#### REQUIRED WORK
Find the lines with "size" in them and copy them out.

#### GIVEN ENTRIES
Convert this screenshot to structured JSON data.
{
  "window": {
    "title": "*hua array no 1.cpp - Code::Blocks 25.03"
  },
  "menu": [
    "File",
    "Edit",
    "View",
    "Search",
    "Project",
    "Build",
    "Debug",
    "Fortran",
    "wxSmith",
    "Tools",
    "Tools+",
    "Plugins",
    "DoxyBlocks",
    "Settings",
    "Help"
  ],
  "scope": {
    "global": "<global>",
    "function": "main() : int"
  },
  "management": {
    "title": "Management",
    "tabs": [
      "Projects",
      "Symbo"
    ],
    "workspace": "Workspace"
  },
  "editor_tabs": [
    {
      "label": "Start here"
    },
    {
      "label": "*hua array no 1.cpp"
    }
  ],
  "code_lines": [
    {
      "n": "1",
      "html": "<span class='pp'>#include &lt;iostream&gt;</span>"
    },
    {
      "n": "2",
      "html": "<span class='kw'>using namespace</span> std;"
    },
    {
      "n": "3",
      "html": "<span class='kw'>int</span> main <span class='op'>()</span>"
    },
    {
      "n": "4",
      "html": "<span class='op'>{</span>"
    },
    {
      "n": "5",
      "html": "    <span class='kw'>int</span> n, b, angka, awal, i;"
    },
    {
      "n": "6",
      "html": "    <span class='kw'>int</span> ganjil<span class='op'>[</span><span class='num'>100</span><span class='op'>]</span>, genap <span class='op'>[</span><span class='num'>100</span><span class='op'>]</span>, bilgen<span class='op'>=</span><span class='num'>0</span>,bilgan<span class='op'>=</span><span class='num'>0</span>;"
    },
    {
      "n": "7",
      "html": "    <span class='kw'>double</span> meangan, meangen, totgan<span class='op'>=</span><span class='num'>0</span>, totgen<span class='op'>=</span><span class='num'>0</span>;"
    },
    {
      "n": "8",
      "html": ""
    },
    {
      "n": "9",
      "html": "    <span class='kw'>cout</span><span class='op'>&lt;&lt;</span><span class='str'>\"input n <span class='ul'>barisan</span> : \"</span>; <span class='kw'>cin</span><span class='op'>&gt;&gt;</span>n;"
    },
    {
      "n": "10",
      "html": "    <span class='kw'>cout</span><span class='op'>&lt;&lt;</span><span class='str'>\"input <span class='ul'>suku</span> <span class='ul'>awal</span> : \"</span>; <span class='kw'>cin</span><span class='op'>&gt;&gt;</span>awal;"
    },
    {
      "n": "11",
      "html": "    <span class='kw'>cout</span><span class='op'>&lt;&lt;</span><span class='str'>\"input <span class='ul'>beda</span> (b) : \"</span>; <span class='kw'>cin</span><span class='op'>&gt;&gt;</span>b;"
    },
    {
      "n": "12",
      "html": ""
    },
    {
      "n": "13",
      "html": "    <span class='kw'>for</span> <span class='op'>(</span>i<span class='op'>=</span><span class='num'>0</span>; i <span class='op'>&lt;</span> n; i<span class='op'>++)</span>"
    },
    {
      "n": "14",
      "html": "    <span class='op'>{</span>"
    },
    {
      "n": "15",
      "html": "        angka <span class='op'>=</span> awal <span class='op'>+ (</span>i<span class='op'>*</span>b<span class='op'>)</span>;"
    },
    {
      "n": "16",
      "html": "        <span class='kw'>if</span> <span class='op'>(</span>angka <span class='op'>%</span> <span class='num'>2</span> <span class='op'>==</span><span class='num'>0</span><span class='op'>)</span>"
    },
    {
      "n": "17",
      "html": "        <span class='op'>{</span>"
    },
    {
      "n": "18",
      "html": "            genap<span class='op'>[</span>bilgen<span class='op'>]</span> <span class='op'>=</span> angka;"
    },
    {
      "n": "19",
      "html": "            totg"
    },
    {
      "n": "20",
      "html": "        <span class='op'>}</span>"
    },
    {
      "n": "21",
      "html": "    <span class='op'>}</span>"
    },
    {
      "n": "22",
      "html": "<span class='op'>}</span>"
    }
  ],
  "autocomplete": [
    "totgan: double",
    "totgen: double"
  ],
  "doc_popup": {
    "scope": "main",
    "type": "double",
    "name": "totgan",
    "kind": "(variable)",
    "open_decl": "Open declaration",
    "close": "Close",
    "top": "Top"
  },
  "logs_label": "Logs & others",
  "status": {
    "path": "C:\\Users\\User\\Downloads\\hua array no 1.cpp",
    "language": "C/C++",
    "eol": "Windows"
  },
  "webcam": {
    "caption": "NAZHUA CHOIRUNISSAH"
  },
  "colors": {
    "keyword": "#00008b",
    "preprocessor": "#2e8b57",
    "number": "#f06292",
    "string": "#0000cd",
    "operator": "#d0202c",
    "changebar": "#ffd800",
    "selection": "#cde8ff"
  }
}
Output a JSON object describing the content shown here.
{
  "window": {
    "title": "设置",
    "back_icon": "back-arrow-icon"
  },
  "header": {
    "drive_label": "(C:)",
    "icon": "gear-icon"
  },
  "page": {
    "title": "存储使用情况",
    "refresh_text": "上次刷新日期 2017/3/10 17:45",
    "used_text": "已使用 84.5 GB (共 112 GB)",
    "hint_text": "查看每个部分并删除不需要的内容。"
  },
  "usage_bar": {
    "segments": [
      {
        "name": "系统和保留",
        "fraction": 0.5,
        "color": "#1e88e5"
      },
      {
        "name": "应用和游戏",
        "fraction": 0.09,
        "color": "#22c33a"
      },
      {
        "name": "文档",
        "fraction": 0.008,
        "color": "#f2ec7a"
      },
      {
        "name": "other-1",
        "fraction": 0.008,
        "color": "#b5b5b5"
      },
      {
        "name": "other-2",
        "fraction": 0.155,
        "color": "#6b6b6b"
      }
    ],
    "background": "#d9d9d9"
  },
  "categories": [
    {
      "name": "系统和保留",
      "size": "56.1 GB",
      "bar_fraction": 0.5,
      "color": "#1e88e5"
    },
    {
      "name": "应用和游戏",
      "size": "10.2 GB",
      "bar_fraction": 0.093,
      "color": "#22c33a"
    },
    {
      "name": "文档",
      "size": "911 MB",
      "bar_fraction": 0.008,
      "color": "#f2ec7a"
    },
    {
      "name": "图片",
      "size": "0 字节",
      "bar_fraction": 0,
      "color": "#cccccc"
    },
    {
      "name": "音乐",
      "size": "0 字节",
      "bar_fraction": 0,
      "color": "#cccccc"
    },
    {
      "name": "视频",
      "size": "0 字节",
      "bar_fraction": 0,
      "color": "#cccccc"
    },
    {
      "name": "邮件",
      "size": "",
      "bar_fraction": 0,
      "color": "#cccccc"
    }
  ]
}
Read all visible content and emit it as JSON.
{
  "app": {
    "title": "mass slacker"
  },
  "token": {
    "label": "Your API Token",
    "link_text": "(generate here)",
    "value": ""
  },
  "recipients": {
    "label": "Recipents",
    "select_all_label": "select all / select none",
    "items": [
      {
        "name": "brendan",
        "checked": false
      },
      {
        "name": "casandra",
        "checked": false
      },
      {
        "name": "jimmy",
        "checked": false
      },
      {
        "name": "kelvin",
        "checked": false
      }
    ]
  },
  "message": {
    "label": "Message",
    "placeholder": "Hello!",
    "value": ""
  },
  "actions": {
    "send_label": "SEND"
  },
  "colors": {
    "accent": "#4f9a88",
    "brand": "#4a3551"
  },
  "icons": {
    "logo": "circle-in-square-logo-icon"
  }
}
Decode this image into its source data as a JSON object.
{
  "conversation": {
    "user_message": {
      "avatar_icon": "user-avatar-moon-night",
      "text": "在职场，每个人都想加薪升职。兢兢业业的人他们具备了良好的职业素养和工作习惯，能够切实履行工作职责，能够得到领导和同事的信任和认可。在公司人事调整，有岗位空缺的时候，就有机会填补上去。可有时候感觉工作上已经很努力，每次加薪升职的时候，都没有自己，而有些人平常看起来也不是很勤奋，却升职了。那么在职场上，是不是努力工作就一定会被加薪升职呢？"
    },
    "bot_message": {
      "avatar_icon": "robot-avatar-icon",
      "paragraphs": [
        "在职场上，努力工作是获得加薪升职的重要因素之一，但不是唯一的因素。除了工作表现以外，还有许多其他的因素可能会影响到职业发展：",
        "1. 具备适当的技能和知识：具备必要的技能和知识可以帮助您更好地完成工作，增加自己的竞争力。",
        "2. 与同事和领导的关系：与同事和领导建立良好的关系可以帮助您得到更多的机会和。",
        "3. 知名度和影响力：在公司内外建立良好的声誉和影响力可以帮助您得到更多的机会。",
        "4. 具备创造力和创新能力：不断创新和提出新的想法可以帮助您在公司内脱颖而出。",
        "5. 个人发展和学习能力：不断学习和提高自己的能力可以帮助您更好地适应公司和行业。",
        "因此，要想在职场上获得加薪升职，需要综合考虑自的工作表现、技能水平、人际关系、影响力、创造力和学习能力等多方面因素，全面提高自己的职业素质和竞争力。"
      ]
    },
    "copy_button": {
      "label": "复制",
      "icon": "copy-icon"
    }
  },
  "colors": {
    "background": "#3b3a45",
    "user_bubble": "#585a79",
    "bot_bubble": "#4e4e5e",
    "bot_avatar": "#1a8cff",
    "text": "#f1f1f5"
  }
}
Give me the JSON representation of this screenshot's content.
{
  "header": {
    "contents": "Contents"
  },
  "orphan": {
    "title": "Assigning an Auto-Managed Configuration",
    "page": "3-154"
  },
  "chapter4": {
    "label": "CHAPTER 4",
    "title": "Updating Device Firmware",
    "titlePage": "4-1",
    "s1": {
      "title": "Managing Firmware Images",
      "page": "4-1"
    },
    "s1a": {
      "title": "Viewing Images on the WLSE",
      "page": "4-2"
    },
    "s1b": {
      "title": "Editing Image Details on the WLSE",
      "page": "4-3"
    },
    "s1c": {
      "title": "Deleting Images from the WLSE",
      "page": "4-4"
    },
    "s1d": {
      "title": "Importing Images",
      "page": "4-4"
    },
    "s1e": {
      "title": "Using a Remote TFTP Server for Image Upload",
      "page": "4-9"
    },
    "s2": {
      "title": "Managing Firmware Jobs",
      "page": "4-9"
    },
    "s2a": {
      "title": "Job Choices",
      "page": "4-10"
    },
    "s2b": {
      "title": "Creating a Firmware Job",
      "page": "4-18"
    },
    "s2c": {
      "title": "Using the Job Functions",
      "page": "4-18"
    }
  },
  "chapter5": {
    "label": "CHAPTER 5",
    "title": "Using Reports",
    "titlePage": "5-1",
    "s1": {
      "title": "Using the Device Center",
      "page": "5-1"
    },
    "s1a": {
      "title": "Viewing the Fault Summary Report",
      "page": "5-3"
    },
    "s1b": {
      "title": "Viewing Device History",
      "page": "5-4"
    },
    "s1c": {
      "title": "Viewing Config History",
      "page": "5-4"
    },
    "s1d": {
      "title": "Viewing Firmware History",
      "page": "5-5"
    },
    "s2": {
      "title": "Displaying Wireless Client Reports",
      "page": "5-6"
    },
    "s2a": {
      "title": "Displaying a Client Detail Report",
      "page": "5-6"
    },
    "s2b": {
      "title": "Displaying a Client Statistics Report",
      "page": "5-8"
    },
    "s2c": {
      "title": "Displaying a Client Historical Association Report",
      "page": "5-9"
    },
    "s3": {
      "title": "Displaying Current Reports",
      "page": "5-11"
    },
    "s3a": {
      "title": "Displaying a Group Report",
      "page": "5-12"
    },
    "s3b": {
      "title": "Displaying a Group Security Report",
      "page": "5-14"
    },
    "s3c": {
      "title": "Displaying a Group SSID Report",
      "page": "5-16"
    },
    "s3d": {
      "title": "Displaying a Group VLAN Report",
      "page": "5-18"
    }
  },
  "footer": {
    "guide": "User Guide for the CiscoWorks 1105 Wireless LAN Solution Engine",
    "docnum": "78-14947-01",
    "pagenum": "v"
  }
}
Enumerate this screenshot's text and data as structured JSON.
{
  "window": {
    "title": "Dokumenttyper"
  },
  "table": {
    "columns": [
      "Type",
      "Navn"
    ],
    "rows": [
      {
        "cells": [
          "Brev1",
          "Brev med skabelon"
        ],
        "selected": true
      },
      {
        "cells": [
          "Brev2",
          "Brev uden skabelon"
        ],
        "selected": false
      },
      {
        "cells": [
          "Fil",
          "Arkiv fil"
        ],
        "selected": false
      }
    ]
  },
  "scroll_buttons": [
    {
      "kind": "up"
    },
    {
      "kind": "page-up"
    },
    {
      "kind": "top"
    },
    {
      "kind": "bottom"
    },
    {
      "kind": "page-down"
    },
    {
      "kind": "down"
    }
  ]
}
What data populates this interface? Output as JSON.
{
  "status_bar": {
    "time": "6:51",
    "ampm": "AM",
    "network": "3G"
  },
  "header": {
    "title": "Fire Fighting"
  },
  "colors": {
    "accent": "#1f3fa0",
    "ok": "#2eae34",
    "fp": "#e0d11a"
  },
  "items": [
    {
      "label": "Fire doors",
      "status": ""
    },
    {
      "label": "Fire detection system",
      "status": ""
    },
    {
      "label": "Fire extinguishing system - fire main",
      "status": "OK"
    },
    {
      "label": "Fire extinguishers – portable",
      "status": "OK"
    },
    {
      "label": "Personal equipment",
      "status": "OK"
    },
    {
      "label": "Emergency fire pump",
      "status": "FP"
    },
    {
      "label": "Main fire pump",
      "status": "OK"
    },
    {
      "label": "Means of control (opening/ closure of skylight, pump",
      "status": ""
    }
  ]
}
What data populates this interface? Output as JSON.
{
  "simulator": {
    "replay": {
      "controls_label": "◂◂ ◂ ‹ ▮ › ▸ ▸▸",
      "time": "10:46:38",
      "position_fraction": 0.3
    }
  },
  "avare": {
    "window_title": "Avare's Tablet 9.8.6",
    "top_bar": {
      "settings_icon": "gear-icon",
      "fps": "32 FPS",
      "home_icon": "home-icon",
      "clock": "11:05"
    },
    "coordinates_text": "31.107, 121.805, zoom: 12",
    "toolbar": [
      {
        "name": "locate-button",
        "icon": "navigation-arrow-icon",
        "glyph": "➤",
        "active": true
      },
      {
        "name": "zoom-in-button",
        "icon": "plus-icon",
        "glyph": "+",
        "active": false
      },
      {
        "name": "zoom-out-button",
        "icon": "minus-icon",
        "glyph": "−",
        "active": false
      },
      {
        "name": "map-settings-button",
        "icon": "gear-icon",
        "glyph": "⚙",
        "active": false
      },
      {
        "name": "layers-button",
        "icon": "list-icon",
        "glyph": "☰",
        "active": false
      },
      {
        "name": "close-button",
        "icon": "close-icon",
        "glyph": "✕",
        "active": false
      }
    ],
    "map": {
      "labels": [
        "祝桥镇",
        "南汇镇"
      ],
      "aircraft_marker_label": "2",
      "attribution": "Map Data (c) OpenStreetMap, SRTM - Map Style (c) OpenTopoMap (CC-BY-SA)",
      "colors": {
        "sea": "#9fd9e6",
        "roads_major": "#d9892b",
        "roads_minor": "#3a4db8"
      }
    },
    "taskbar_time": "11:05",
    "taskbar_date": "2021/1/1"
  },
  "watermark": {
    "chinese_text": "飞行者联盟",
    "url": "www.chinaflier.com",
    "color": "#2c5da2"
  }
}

#### CORRECT ANSWER
      "size": "56.1 GB",
      "size": "10.2 GB",
      "size": "911 MB",
      "size": "0 字节",
      "size": "0 字节",
      "size": "0 字节",
      "size": "",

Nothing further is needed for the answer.